**Given exercise**
Tally the lines below that contain the word "ffffff", and give only that number.

---- Extracted data

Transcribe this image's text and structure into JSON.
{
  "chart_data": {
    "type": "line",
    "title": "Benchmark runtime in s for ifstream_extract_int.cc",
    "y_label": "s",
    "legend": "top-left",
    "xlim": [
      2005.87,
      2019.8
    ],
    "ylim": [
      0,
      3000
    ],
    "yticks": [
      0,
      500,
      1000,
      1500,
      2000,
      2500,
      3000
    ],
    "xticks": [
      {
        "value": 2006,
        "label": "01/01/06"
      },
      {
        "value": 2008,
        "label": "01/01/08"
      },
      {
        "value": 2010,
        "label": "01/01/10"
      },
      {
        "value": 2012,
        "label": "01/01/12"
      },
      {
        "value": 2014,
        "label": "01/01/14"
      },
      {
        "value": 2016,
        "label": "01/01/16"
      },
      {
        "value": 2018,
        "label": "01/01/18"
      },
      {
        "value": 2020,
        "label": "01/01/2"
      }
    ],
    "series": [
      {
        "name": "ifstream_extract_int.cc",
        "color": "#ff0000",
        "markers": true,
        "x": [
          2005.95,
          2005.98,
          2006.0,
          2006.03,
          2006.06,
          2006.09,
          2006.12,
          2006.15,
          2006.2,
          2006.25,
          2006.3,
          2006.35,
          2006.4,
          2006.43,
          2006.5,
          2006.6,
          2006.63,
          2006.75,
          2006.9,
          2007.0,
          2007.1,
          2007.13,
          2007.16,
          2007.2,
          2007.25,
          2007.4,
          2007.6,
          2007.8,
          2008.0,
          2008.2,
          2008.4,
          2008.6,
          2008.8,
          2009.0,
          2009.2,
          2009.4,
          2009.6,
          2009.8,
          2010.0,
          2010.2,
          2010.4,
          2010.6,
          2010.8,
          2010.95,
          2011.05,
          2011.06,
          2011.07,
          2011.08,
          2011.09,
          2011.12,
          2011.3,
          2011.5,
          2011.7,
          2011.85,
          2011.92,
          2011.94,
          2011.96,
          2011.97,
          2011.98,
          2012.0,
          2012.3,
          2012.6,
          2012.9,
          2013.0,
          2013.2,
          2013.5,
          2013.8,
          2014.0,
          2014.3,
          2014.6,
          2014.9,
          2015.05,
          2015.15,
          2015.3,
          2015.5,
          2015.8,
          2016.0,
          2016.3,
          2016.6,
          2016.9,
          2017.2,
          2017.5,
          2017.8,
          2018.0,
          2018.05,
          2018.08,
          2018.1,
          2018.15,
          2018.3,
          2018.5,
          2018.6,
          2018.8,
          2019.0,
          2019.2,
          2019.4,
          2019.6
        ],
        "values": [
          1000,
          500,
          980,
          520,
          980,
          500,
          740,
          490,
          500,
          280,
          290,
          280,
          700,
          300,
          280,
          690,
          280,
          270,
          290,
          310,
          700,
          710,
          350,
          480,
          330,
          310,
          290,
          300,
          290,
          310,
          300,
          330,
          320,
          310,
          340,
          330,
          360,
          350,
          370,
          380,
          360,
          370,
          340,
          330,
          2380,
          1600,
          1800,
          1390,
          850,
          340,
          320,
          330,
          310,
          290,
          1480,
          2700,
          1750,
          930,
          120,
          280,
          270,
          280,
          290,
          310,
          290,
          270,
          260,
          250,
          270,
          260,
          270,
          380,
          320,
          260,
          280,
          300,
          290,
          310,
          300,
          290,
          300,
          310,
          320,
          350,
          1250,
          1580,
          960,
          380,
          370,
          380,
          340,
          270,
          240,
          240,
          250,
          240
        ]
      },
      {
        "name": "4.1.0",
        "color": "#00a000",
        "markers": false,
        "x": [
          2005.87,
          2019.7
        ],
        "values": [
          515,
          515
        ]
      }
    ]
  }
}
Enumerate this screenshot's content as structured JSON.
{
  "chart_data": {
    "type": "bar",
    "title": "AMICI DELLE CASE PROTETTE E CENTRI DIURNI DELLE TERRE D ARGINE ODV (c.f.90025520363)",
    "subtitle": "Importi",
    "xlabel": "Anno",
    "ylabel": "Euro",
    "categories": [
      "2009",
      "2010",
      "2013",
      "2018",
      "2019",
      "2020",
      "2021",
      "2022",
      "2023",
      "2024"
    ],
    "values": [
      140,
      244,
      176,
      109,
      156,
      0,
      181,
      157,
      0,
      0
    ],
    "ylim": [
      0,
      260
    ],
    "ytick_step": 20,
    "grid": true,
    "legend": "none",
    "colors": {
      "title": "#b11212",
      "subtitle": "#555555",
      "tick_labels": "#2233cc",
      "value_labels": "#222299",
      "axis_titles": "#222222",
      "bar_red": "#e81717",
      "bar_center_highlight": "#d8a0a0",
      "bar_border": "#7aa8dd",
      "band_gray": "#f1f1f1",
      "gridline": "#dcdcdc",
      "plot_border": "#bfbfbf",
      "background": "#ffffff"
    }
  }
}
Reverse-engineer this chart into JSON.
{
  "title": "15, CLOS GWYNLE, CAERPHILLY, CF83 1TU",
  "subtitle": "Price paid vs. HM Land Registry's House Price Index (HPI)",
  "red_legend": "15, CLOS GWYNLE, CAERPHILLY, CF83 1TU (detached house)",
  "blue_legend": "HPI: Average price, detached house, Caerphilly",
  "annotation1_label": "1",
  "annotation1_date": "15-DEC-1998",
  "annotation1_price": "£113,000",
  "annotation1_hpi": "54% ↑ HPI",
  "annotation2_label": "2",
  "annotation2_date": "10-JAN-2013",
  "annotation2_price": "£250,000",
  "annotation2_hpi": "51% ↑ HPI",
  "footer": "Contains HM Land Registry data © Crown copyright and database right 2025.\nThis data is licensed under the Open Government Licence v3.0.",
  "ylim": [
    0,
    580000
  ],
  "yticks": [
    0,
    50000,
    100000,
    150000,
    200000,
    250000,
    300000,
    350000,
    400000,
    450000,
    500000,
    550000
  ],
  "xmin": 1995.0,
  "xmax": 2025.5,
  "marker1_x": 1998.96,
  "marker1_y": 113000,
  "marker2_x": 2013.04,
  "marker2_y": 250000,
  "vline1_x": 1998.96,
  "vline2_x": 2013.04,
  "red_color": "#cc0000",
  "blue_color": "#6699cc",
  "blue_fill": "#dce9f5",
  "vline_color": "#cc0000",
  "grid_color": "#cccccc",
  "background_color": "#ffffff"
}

--------

**Output of the exercise**
2